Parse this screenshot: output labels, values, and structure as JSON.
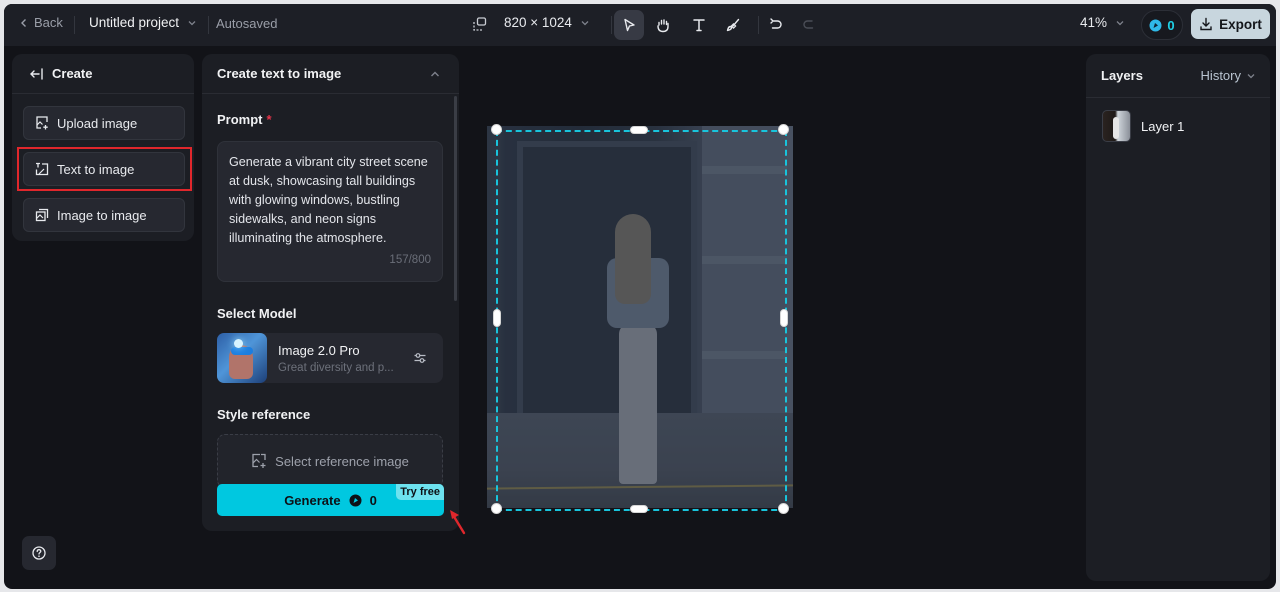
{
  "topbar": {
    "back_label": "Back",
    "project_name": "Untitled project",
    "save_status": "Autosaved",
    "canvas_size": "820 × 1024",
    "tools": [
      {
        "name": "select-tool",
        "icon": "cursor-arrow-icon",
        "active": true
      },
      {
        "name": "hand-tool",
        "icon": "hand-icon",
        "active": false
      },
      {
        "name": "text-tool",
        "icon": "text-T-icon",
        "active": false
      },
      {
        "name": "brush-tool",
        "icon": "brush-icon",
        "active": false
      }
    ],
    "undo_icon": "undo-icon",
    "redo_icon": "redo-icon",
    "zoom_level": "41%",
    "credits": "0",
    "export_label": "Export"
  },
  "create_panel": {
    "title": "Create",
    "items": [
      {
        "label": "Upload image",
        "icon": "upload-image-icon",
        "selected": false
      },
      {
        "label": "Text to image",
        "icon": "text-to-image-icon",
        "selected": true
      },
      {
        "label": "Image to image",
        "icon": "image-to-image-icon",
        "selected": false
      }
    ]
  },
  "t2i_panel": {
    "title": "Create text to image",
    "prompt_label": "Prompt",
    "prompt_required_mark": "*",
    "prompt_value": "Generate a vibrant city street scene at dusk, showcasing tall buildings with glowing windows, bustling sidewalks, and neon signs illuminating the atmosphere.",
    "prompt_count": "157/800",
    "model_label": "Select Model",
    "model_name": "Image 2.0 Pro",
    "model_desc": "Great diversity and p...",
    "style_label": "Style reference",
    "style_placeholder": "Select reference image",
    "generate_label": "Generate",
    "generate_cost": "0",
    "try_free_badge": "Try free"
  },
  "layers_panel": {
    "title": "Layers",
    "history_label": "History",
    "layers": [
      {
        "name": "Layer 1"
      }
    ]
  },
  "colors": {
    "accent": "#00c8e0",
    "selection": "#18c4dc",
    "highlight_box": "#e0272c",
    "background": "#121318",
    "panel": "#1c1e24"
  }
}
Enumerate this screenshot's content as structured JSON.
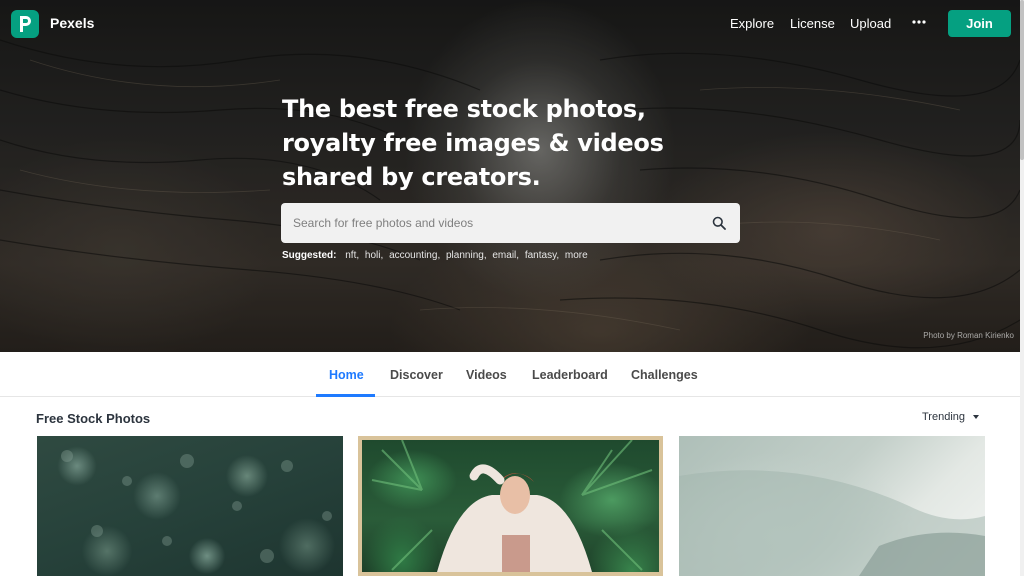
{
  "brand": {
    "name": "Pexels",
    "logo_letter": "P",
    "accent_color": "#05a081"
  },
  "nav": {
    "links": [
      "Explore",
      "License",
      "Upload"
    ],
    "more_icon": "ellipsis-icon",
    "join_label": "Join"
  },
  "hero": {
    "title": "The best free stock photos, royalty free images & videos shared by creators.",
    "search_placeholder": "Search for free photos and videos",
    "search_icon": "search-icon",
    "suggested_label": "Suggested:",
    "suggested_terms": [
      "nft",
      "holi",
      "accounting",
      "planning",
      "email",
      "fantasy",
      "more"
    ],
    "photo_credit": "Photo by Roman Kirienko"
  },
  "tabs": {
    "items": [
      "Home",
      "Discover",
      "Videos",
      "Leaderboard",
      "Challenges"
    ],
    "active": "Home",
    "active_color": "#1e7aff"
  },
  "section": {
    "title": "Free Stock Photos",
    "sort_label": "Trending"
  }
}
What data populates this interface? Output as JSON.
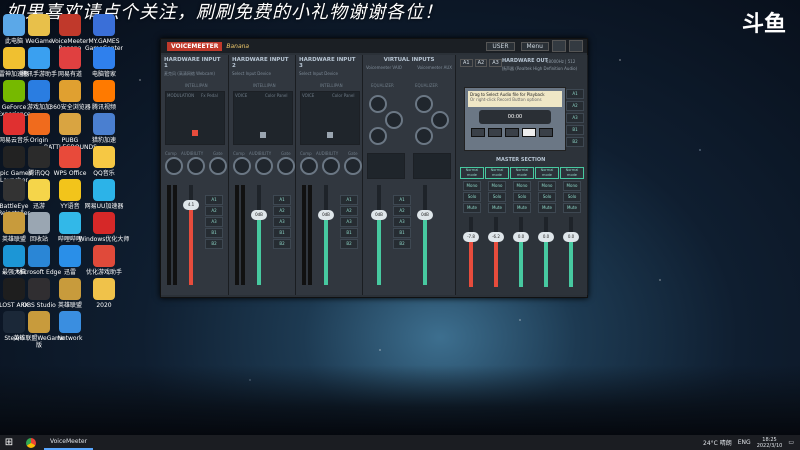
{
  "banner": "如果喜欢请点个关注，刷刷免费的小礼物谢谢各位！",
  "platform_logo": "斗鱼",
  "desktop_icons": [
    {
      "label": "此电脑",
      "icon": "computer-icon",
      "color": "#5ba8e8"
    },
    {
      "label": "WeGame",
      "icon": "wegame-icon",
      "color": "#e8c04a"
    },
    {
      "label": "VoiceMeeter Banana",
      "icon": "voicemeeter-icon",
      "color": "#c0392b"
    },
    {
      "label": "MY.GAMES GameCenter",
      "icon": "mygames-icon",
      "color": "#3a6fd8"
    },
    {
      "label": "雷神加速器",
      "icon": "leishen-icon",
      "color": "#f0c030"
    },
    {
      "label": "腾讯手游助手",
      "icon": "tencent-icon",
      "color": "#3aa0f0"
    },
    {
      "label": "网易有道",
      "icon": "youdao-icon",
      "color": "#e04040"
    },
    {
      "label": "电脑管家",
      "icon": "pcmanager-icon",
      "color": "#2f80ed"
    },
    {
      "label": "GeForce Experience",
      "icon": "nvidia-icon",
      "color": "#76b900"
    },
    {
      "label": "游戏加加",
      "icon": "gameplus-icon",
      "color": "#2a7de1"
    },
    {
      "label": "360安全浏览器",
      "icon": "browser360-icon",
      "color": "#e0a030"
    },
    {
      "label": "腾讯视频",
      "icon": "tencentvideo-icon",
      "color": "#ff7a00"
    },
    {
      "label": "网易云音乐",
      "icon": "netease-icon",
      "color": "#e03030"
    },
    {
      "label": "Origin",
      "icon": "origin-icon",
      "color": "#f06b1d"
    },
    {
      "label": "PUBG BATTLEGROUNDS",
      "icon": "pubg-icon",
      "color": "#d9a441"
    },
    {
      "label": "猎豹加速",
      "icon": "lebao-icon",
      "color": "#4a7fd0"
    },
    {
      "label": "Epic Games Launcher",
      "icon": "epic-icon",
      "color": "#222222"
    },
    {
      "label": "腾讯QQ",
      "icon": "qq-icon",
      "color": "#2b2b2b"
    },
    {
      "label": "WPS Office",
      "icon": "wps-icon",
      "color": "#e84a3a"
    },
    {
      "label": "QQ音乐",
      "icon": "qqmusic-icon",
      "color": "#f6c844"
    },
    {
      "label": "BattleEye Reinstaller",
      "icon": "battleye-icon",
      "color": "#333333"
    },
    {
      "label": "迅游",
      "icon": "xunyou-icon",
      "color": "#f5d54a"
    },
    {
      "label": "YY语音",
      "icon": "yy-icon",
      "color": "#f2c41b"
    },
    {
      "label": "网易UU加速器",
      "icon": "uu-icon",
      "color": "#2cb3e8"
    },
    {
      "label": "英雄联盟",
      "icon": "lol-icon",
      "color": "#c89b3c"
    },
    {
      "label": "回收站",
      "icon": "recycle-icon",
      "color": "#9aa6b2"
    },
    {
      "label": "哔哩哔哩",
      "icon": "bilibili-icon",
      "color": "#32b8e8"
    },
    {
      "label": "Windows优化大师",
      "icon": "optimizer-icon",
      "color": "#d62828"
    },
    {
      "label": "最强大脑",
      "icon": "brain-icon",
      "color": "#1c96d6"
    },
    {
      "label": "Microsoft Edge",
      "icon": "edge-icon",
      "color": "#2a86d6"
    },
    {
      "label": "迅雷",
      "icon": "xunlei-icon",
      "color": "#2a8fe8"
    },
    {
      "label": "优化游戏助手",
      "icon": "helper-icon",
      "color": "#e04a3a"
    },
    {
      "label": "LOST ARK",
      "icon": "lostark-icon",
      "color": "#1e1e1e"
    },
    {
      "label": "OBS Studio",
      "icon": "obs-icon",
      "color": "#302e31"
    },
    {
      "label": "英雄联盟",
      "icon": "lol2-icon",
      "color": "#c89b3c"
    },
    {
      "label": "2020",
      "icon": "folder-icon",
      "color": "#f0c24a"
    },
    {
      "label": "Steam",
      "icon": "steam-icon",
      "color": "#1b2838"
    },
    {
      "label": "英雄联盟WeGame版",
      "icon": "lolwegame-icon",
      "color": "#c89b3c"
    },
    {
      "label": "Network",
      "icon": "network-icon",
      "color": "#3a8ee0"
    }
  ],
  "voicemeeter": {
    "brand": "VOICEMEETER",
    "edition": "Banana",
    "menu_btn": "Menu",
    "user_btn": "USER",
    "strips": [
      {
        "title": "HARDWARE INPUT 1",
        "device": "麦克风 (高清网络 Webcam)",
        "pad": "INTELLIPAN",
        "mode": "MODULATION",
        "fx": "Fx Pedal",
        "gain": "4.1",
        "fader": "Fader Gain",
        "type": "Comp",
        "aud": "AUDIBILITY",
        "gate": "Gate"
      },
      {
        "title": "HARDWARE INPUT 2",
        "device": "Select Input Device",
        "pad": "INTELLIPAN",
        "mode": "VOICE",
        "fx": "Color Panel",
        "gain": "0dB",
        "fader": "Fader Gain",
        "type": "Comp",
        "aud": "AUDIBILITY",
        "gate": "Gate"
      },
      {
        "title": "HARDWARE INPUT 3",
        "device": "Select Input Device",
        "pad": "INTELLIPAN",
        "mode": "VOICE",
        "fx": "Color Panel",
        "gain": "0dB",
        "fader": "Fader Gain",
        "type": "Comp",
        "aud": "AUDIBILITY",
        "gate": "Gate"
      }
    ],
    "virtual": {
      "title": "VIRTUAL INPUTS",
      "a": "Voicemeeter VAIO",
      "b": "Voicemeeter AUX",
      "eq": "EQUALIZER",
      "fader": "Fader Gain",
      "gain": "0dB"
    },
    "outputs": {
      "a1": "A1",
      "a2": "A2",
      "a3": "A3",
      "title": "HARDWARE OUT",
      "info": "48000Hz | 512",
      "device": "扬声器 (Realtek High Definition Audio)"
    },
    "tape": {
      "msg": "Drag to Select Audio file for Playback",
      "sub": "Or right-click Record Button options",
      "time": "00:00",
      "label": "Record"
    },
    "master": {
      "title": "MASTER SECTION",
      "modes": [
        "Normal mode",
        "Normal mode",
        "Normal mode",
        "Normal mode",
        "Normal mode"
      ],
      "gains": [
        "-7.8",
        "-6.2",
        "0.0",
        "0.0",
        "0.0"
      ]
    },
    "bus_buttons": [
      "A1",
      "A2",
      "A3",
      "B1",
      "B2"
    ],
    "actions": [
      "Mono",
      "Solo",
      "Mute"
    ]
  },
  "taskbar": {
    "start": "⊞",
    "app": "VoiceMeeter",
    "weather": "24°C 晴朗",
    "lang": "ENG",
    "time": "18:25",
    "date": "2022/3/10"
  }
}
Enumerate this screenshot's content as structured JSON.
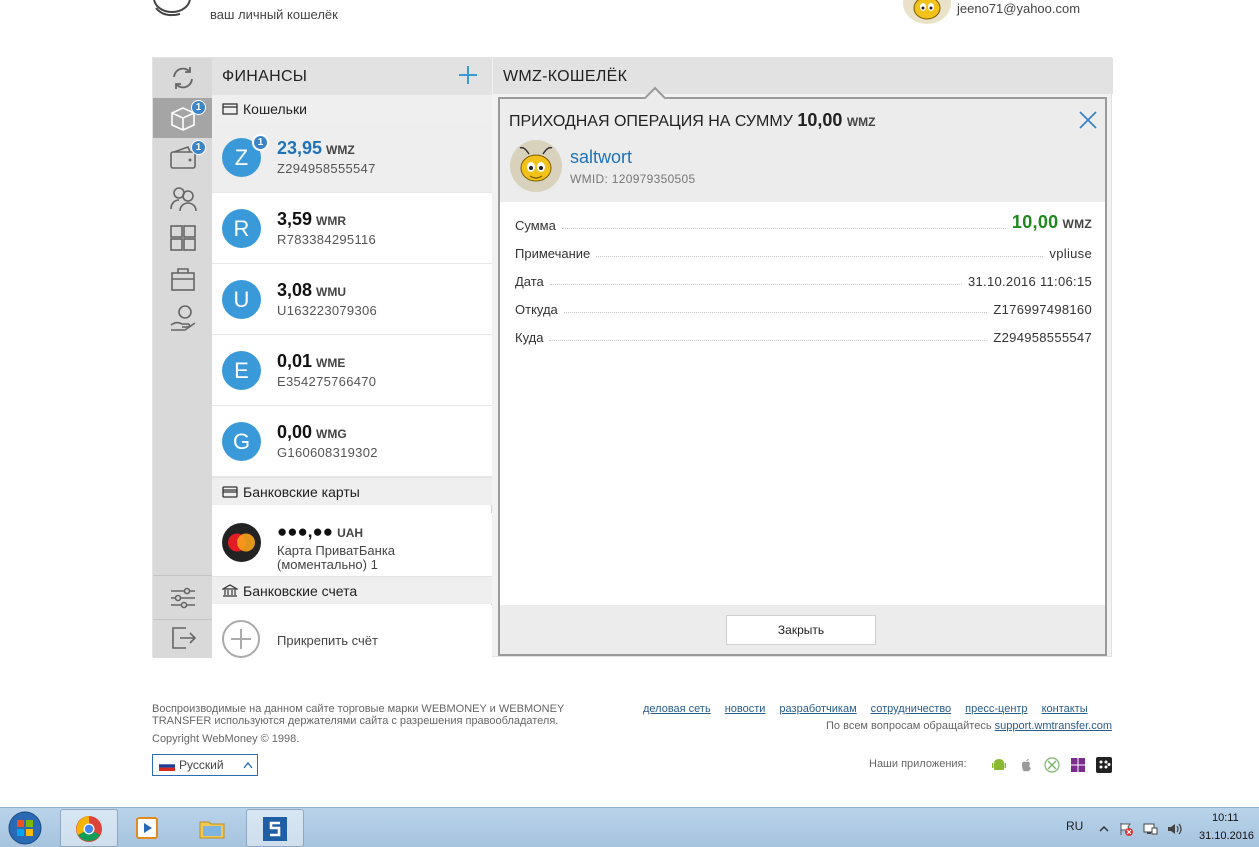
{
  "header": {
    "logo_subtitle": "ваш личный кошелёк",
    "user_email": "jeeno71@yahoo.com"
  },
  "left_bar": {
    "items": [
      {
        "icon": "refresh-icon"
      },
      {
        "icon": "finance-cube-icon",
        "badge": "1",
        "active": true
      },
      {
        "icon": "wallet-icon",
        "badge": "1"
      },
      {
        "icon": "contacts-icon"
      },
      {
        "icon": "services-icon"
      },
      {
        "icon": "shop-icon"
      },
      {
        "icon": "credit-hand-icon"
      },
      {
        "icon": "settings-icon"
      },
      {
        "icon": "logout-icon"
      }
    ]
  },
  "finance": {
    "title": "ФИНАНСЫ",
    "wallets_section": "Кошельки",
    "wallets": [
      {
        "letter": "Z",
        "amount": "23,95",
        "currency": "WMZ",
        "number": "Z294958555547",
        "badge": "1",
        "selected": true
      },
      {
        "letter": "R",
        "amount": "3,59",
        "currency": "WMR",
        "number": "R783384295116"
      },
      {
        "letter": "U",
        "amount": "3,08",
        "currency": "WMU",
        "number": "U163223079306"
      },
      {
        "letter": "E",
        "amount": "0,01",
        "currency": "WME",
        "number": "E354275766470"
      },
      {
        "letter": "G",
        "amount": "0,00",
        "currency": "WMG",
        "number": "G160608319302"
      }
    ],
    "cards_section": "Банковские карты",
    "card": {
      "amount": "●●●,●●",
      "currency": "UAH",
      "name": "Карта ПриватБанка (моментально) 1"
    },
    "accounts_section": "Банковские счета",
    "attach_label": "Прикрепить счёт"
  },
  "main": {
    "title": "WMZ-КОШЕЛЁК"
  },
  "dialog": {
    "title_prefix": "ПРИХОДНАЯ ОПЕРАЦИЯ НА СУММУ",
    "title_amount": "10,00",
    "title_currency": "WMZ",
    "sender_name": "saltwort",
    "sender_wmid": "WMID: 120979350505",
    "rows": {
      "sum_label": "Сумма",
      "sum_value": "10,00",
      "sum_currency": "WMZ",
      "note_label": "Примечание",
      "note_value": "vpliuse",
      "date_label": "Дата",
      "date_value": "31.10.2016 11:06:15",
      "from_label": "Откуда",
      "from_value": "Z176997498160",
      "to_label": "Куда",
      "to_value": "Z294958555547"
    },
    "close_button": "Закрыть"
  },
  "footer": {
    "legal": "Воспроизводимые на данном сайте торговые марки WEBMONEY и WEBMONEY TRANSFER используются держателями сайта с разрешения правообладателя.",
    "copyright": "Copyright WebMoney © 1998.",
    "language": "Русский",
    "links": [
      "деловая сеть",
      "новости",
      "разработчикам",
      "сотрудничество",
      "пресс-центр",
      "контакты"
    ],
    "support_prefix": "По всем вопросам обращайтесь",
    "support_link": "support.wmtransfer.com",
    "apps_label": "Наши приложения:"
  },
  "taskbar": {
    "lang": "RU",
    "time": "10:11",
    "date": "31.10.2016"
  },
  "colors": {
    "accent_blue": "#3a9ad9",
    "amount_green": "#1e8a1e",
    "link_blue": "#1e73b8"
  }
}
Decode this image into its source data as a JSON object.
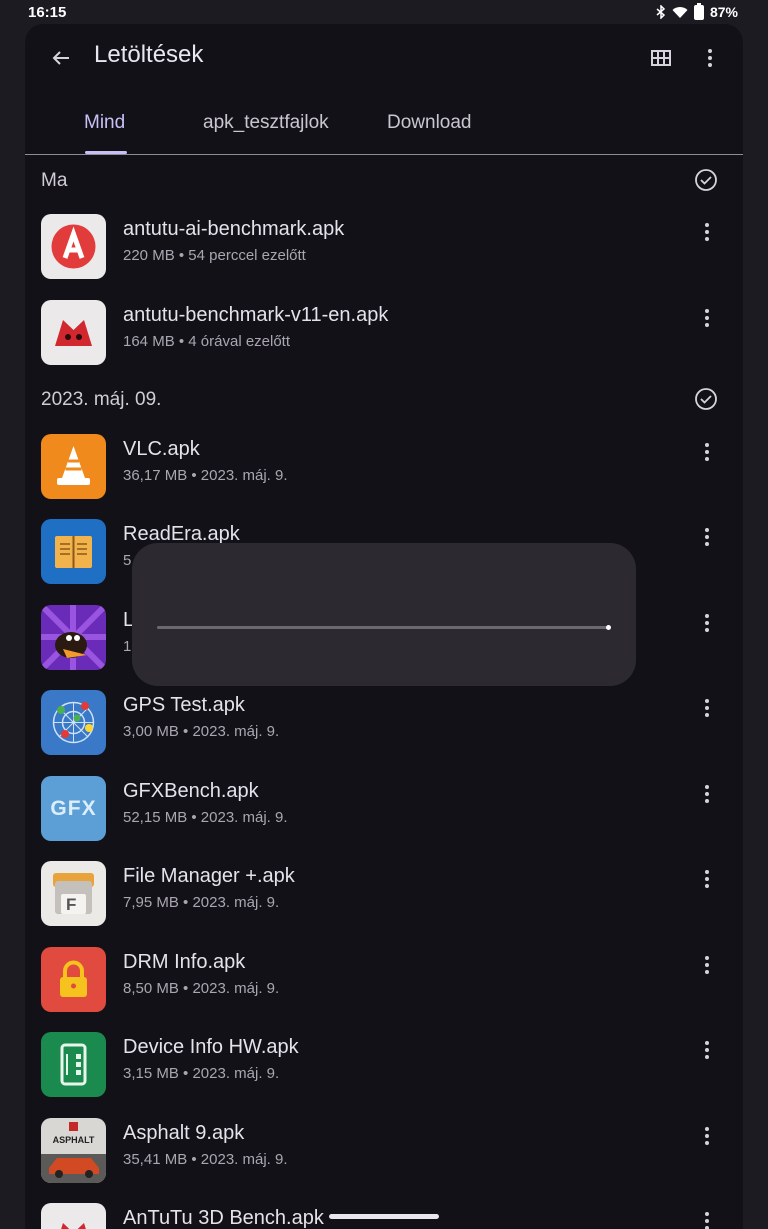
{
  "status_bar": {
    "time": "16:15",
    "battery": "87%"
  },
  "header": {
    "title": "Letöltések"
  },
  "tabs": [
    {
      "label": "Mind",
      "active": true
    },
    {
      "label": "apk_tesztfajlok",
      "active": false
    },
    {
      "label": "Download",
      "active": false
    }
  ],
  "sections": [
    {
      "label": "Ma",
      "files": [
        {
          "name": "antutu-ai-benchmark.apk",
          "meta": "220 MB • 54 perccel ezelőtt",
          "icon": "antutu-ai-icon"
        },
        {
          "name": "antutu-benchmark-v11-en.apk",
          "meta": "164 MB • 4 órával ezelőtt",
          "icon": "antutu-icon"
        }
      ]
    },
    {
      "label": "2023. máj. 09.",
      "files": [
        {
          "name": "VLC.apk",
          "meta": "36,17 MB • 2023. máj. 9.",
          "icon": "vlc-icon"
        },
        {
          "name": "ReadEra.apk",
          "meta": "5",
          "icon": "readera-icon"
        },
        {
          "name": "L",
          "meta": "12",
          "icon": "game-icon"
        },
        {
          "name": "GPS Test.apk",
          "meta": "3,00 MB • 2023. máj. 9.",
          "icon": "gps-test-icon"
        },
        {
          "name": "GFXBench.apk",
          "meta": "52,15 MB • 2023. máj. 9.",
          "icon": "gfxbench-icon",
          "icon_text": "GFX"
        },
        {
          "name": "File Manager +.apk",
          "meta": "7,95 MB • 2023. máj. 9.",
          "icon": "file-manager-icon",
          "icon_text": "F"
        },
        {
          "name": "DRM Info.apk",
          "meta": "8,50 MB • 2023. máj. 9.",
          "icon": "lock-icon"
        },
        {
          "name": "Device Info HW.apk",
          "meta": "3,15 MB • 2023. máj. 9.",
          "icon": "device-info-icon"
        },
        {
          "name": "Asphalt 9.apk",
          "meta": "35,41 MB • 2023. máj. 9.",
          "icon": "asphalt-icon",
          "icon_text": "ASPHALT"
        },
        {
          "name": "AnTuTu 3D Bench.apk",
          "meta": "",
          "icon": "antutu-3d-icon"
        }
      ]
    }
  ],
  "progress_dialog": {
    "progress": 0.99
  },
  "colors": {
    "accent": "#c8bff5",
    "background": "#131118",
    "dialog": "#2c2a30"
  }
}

####################

--- EXERCISE PROMPT ---
List every line from the entries above in which "time" appears.

--- REPLY ---
      "time": "00:00",
    "time": "18:25",
    "time": "10:11",
    "time": "16:15",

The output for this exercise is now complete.